Written exercise - Extract every line of text from the items below and reproduce each one word for word, leaving the pictures out.

Given information -

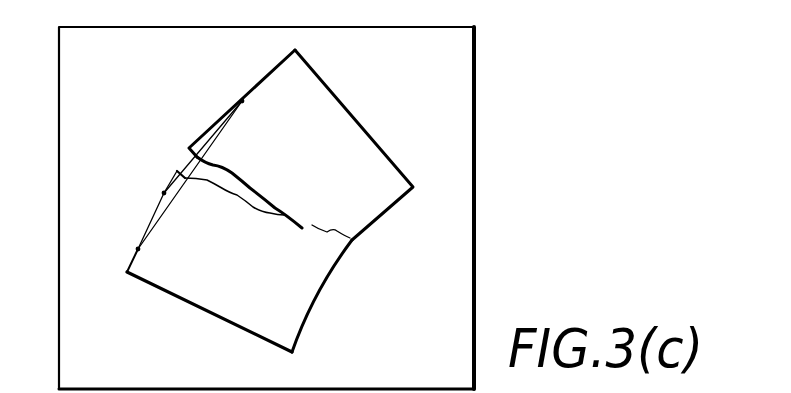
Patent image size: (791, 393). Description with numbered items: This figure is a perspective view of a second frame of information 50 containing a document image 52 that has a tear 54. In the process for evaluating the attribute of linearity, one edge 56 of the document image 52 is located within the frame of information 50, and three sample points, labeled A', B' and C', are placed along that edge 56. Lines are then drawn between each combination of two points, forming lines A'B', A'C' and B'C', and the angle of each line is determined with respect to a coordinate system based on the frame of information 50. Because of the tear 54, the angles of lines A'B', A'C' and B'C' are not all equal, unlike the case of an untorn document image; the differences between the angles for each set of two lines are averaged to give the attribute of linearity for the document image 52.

The second frame of information 50 is at (475, 244).
The document image 52 is at (267, 276).
The tear 54 is at (257, 193).
The edge 56 is at (262, 82).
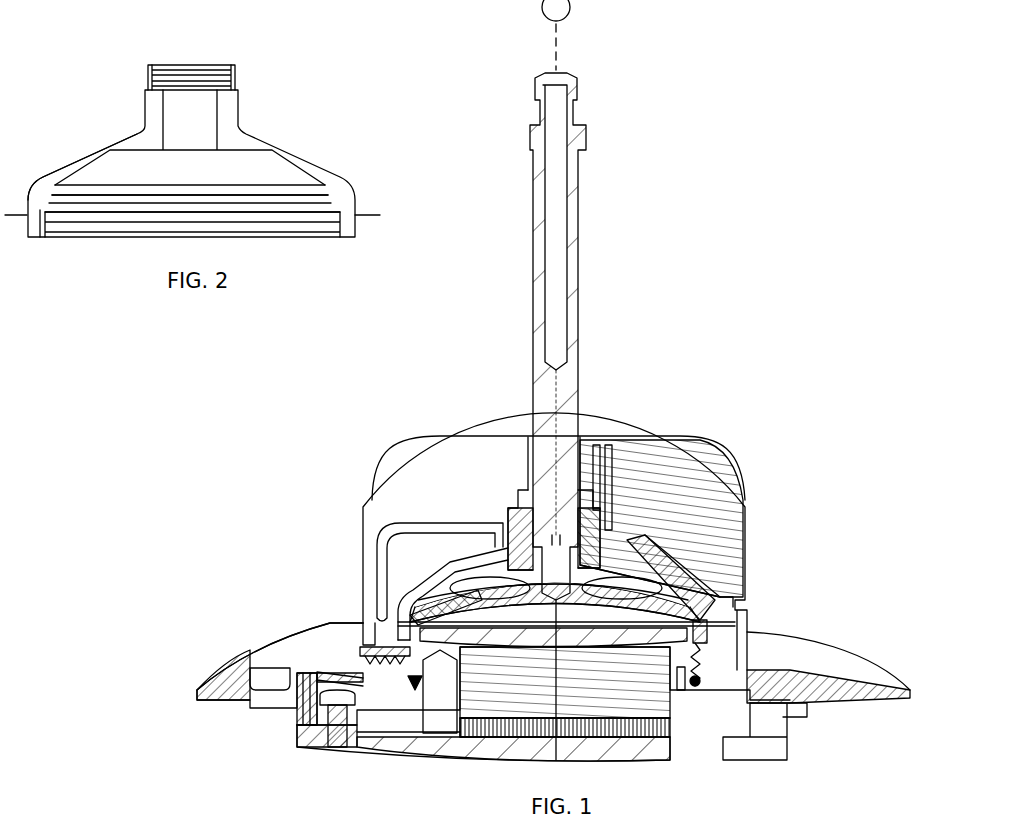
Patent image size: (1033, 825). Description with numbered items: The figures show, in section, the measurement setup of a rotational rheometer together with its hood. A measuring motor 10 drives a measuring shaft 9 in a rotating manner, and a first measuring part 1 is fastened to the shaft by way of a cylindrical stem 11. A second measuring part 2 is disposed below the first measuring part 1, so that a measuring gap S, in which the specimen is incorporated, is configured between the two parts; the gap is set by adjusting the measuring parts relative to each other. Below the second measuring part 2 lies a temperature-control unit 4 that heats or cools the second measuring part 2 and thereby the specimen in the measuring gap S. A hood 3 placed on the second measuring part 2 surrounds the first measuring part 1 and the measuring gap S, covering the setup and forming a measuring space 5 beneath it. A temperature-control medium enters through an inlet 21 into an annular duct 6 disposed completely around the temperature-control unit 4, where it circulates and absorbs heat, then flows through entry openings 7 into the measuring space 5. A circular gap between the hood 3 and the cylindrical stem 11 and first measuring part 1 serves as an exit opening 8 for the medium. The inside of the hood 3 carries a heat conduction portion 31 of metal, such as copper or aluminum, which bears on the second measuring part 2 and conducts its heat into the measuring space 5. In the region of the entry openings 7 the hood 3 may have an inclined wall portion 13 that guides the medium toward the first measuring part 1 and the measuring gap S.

In FIG. 1, the first measuring part 1 is at (623, 590).
In FIG. 1, the second measuring part 2 is at (665, 613).
In FIG. 2, the hood 3 is at (300, 127).
In FIG. 1, the hood 3 is at (360, 458).
In FIG. 1, the temperature-control unit 4 is at (603, 673).
In FIG. 1, the measuring space 5 is at (480, 580).
In FIG. 1, the annular duct 6 is at (323, 740).
In FIG. 1, the entry openings 7 is at (653, 633).
In FIG. 1, the exit opening 8 is at (524, 508).
In FIG. 1, the measuring shaft 9 is at (572, 333).
In FIG. 1, the measuring motor 10 is at (570, 10).
In FIG. 1, the cylindrical stem 11 is at (522, 455).
In FIG. 2, the wall portion 13 is at (330, 207).
In FIG. 1, the inlet 21 is at (363, 650).
In FIG. 2, the heat conduction portion 31 is at (33, 232).
In FIG. 1, the heat conduction portion 31 is at (412, 613).
In FIG. 1, the measuring gap S is at (462, 622).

Solution for this problem -
Patent image size: (791, 393). Description with numbered items: This figure is a perspective view of a second frame of information 50 containing a document image 52 that has a tear 54. In the process for evaluating the attribute of linearity, one edge 56 of the document image 52 is located within the frame of information 50, and three sample points, labeled A', B' and C', are placed along that edge 56. Lines are then drawn between each combination of two points, forming lines A'B', A'C' and B'C', and the angle of each line is determined with respect to a coordinate system based on the frame of information 50. Because of the tear 54, the angles of lines A'B', A'C' and B'C' are not all equal, unlike the case of an untorn document image; the differences between the angles for each set of two lines are averaged to give the attribute of linearity for the document image 52.

The second frame of information 50 is at (475, 244).
The document image 52 is at (267, 276).
The tear 54 is at (257, 193).
The edge 56 is at (262, 82).
Patent image size: (1033, 825). Description with numbered items: The figures show, in section, the measurement setup of a rotational rheometer together with its hood. A measuring motor 10 drives a measuring shaft 9 in a rotating manner, and a first measuring part 1 is fastened to the shaft by way of a cylindrical stem 11. A second measuring part 2 is disposed below the first measuring part 1, so that a measuring gap S, in which the specimen is incorporated, is configured between the two parts; the gap is set by adjusting the measuring parts relative to each other. Below the second measuring part 2 lies a temperature-control unit 4 that heats or cools the second measuring part 2 and thereby the specimen in the measuring gap S. A hood 3 placed on the second measuring part 2 surrounds the first measuring part 1 and the measuring gap S, covering the setup and forming a measuring space 5 beneath it. A temperature-control medium enters through an inlet 21 into an annular duct 6 disposed completely around the temperature-control unit 4, where it circulates and absorbs heat, then flows through entry openings 7 into the measuring space 5. A circular gap between the hood 3 and the cylindrical stem 11 and first measuring part 1 serves as an exit opening 8 for the medium. The inside of the hood 3 carries a heat conduction portion 31 of metal, such as copper or aluminum, which bears on the second measuring part 2 and conducts its heat into the measuring space 5. In the region of the entry openings 7 the hood 3 may have an inclined wall portion 13 that guides the medium toward the first measuring part 1 and the measuring gap S.

In FIG. 1, the first measuring part 1 is at (623, 590).
In FIG. 1, the second measuring part 2 is at (665, 613).
In FIG. 2, the hood 3 is at (300, 127).
In FIG. 1, the hood 3 is at (360, 458).
In FIG. 1, the temperature-control unit 4 is at (603, 673).
In FIG. 1, the measuring space 5 is at (480, 580).
In FIG. 1, the annular duct 6 is at (323, 740).
In FIG. 1, the entry openings 7 is at (653, 633).
In FIG. 1, the exit opening 8 is at (524, 508).
In FIG. 1, the measuring shaft 9 is at (572, 333).
In FIG. 1, the measuring motor 10 is at (570, 10).
In FIG. 1, the cylindrical stem 11 is at (522, 455).
In FIG. 2, the wall portion 13 is at (330, 207).
In FIG. 1, the inlet 21 is at (363, 650).
In FIG. 2, the heat conduction portion 31 is at (33, 232).
In FIG. 1, the heat conduction portion 31 is at (412, 613).
In FIG. 1, the measuring gap S is at (462, 622).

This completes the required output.